What to produce:
Output every line of the data below as a JSON list of strings, with one string per line and blank lines skipped. Leave out the picture lines.
=== Data ===
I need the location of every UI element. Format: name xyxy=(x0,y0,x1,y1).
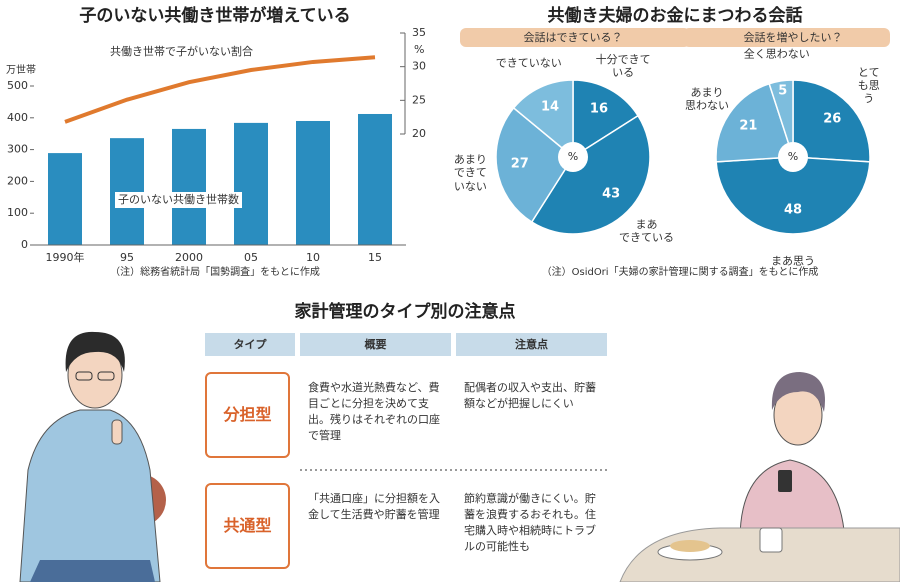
y-tick-label: 200 xyxy=(7,174,28,187)
y-unit: 万世帯 xyxy=(6,65,36,76)
line xyxy=(64,55,376,124)
pie-category-label: まあ思う xyxy=(771,254,815,268)
y-tick-label: 100 xyxy=(7,206,28,219)
bar xyxy=(110,138,144,245)
pie-slice xyxy=(715,82,795,163)
y-tick-label: 500 xyxy=(7,79,28,92)
table-header: 注意点 xyxy=(456,333,607,356)
y2-tick-label: 30 xyxy=(412,60,426,73)
pie-slice xyxy=(512,79,574,159)
x-tick-label: 1990年 xyxy=(46,250,85,264)
pie-value-label: 16 xyxy=(589,101,608,117)
table-header: 概要 xyxy=(300,333,451,356)
bar xyxy=(296,120,330,245)
x-tick-label: 10 xyxy=(306,251,320,264)
pie-value-label: 14 xyxy=(541,99,560,115)
y2-unit: % xyxy=(414,43,424,56)
pie-center xyxy=(778,142,808,172)
pie-value-label: 21 xyxy=(739,118,758,134)
pie-subtitle: 会話を増やしたい？ xyxy=(743,31,843,44)
pie-slice xyxy=(530,114,651,235)
pie-category-label: 全く思わない xyxy=(743,47,810,61)
x-tick-label: 15 xyxy=(368,251,382,264)
pie-slice xyxy=(792,79,871,163)
y-tick-label: 400 xyxy=(7,111,28,124)
table-cell: 節約意識が働きにくい。貯蓄を浪費するおそれも。住宅購入時や相続時にトラブルの可能… xyxy=(464,492,596,553)
table-cell: 配偶者の収入や支出、貯蓄額などが把握しにくい xyxy=(464,381,596,410)
type-label: 分担型 xyxy=(205,372,290,458)
x-tick-label: 05 xyxy=(244,251,258,264)
table-cell: 食費や水道光熱費など、費目ごとに分担を決めて支出。残りはそれぞれの口座で管理 xyxy=(308,381,440,442)
pie-slice xyxy=(495,106,574,224)
y-tick-label: 300 xyxy=(7,143,28,156)
pie-category-label: まあ できている xyxy=(619,217,674,244)
chart-note: （注）総務省統計局「国勢調査」をもとに作成 xyxy=(110,267,320,278)
table-cell: 「共通口座」に分担額を入金して生活費や貯蓄を管理 xyxy=(308,492,440,521)
series-label: 子のいない共働き世帯数 xyxy=(115,192,242,208)
subtitle-bg xyxy=(683,28,890,47)
panel-note: （注）OsidOri「夫婦の家計管理に関する調査」をもとに作成 xyxy=(541,267,819,278)
type-label: 共通型 xyxy=(205,483,290,569)
x-tick-label: 2000 xyxy=(175,251,203,264)
x-tick-label: 95 xyxy=(120,251,134,264)
pie-unit: % xyxy=(568,150,578,163)
chart-title: 子のいない共働き世帯が増えている xyxy=(79,6,351,26)
pie-category-label: あまり 思わない xyxy=(685,85,730,112)
y-tick-label: 0 xyxy=(21,238,28,251)
pie-value-label: 48 xyxy=(783,202,803,218)
panel-title: 共働き夫婦のお金にまつわる会話 xyxy=(547,6,803,26)
table-title: 家計管理のタイプ別の注意点 xyxy=(294,302,516,322)
series-label: 共働き世帯で子がいない割合 xyxy=(110,45,253,58)
pie-category-label: 十分できて いる xyxy=(595,52,651,79)
illustration-woman-left xyxy=(19,331,166,582)
pie-category-label: とても思う xyxy=(857,66,880,106)
pie-category-label: あまり できて いない xyxy=(453,153,487,193)
illustration-woman-right xyxy=(619,372,900,582)
pie-slice xyxy=(768,79,794,158)
y2-tick-label: 35 xyxy=(412,26,426,39)
bar xyxy=(48,153,82,245)
pie-value-label: 5 xyxy=(778,83,788,99)
bar xyxy=(172,128,206,245)
pie-slice xyxy=(715,156,871,235)
subtitle-bg xyxy=(460,28,690,47)
pie-slice xyxy=(572,79,640,159)
pie-center xyxy=(558,142,588,172)
pie-unit: % xyxy=(788,150,798,163)
pie-value-label: 43 xyxy=(602,186,621,202)
bar xyxy=(234,122,268,245)
y2-tick-label: 25 xyxy=(412,93,426,106)
y2-tick-label: 20 xyxy=(412,127,426,140)
pie-subtitle: 会話はできている？ xyxy=(523,31,623,44)
bar xyxy=(358,113,392,245)
table-header: タイプ xyxy=(205,333,295,356)
pie-value-label: 27 xyxy=(510,157,529,172)
pie-category-label: できていない xyxy=(495,56,562,70)
pie-value-label: 26 xyxy=(823,111,842,127)
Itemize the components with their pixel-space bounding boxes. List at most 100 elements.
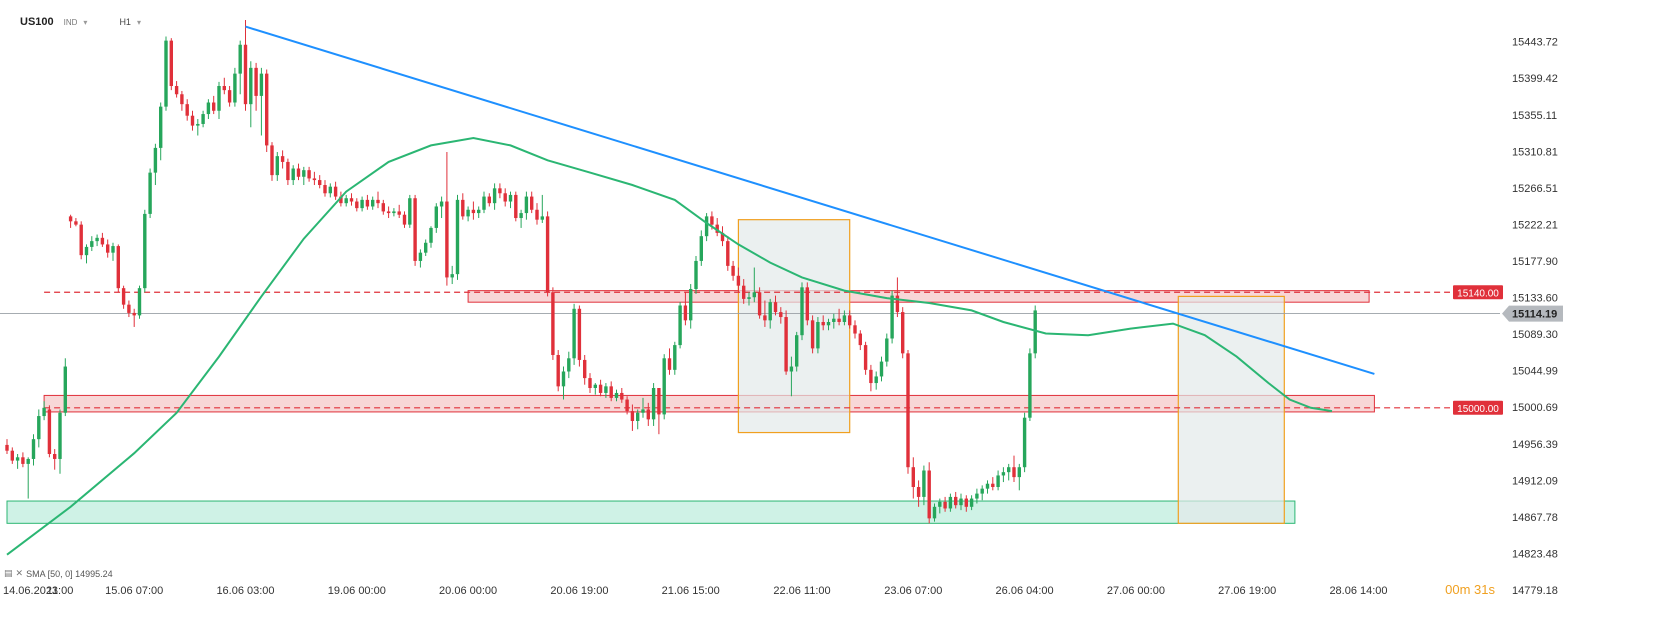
===
Output for this task:
[
  "I need the location of every UI element. Format: name xyxy=(x0,y0,x1,y1).",
  "y-tick-label: 200 xyxy=(7,174,28,187)",
  "y-unit: 万世帯 xyxy=(6,65,36,76)",
  "line xyxy=(64,55,376,124)",
  "pie-category-label: まあ思う xyxy=(771,254,815,268)",
  "y-tick-label: 100 xyxy=(7,206,28,219)",
  "bar xyxy=(110,138,144,245)",
  "pie-slice xyxy=(715,82,795,163)",
  "y-tick-label: 500 xyxy=(7,79,28,92)",
  "table-header: 注意点 xyxy=(456,333,607,356)",
  "y2-tick-label: 30 xyxy=(412,60,426,73)",
  "pie-slice xyxy=(512,79,574,159)",
  "x-tick-label: 1990年 xyxy=(46,250,85,264)",
  "pie-value-label: 16 xyxy=(589,101,608,117)",
  "table-header: 概要 xyxy=(300,333,451,356)",
  "bar xyxy=(296,120,330,245)",
  "x-tick-label: 10 xyxy=(306,251,320,264)",
  "pie-value-label: 14 xyxy=(541,99,560,115)",
  "y2-unit: % xyxy=(414,43,424,56)",
  "pie-center xyxy=(778,142,808,172)",
  "pie-value-label: 21 xyxy=(739,118,758,134)",
  "pie-subtitle: 会話を増やしたい？ xyxy=(743,31,843,44)",
  "pie-slice xyxy=(530,114,651,235)",
  "pie-category-label: 全く思わない xyxy=(743,47,810,61)",
  "x-tick-label: 15 xyxy=(368,251,382,264)",
  "pie-slice xyxy=(792,79,871,163)",
  "y-tick-label: 400 xyxy=(7,111,28,124)",
  "table-cell: 節約意識が働きにくい。貯蓄を浪費するおそれも。住宅購入時や相続時にトラブルの可能… xyxy=(464,492,596,553)",
  "table-cell: 配偶者の収入や支出、貯蓄額などが把握しにくい xyxy=(464,381,596,410)",
  "type-label: 分担型 xyxy=(205,372,290,458)",
  "x-tick-label: 05 xyxy=(244,251,258,264)",
  "table-cell: 食費や水道光熱費など、費目ごとに分担を決めて支出。残りはそれぞれの口座で管理 xyxy=(308,381,440,442)",
  "pie-slice xyxy=(495,106,574,224)",
  "y-tick-label: 300 xyxy=(7,143,28,156)",
  "pie-category-label: まあ できている xyxy=(619,217,674,244)",
  "chart-note: （注）総務省統計局「国勢調査」をもとに作成 xyxy=(110,267,320,278)",
  "table-cell: 「共通口座」に分担額を入金して生活費や貯蓄を管理 xyxy=(308,492,440,521)",
  "series-label: 子のいない共働き世帯数 xyxy=(115,192,242,208)",
  "subtitle-bg xyxy=(683,28,890,47)",
  "panel-note: （注）OsidOri「夫婦の家計管理に関する調査」をもとに作成 xyxy=(541,267,819,278)",
  "type-label: 共通型 xyxy=(205,483,290,569)",
  "x-tick-label: 2000 xyxy=(175,251,203,264)",
  "x-tick-label: 95 xyxy=(120,251,134,264)",
  "pie-unit: % xyxy=(568,150,578,163)",
  "chart-title: 子のいない共働き世帯が増えている xyxy=(79,6,351,26)",
  "pie-category-label: あまり 思わない xyxy=(685,85,730,112)",
  "y-tick-label: 0 xyxy=(21,238,28,251)",
  "pie-value-label: 48 xyxy=(783,202,803,218)",
  "panel-title: 共働き夫婦のお金にまつわる会話 xyxy=(547,6,803,26)",
  "table-title: 家計管理のタイプ別の注意点 xyxy=(294,302,516,322)",
  "series-label: 共働き世帯で子がいない割合 xyxy=(110,45,253,58)",
  "pie-category-label: 十分できて いる xyxy=(595,52,651,79)",
  "illustration-woman-left xyxy=(19,331,166,582)",
  "pie-category-label: とても思う xyxy=(857,66,880,106)",
  "pie-category-label: あまり できて いない xyxy=(453,153,487,193)",
  "illustration-woman-right xyxy=(619,372,900,582)",
  "pie-slice xyxy=(768,79,794,158)",
  "y2-tick-label: 35 xyxy=(412,26,426,39)",
  "bar xyxy=(48,153,82,245)",
  "pie-value-label: 5 xyxy=(778,83,788,99)",
  "bar xyxy=(172,128,206,245)",
  "pie-slice xyxy=(715,156,871,235)",
  "subtitle-bg xyxy=(460,28,690,47)",
  "pie-slice xyxy=(572,79,640,159)",
  "pie-center xyxy=(558,142,588,172)",
  "pie-unit: % xyxy=(788,150,798,163)",
  "pie-value-label: 43 xyxy=(602,186,621,202)",
  "bar xyxy=(234,122,268,245)",
  "y2-tick-label: 25 xyxy=(412,93,426,106)",
  "y2-tick-label: 20 xyxy=(412,127,426,140)",
  "pie-subtitle: 会話はできている？ xyxy=(523,31,623,44)",
  "bar xyxy=(358,113,392,245)",
  "table-header: タイプ xyxy=(205,333,295,356)",
  "pie-value-label: 27 xyxy=(510,157,529,172)",
  "pie-category-label: できていない xyxy=(495,56,562,70)",
  "pie-value-label: 26 xyxy=(823,111,842,127)",
  "Itemize the components with their pixel-space bounding boxes. List at most 100 elements."
]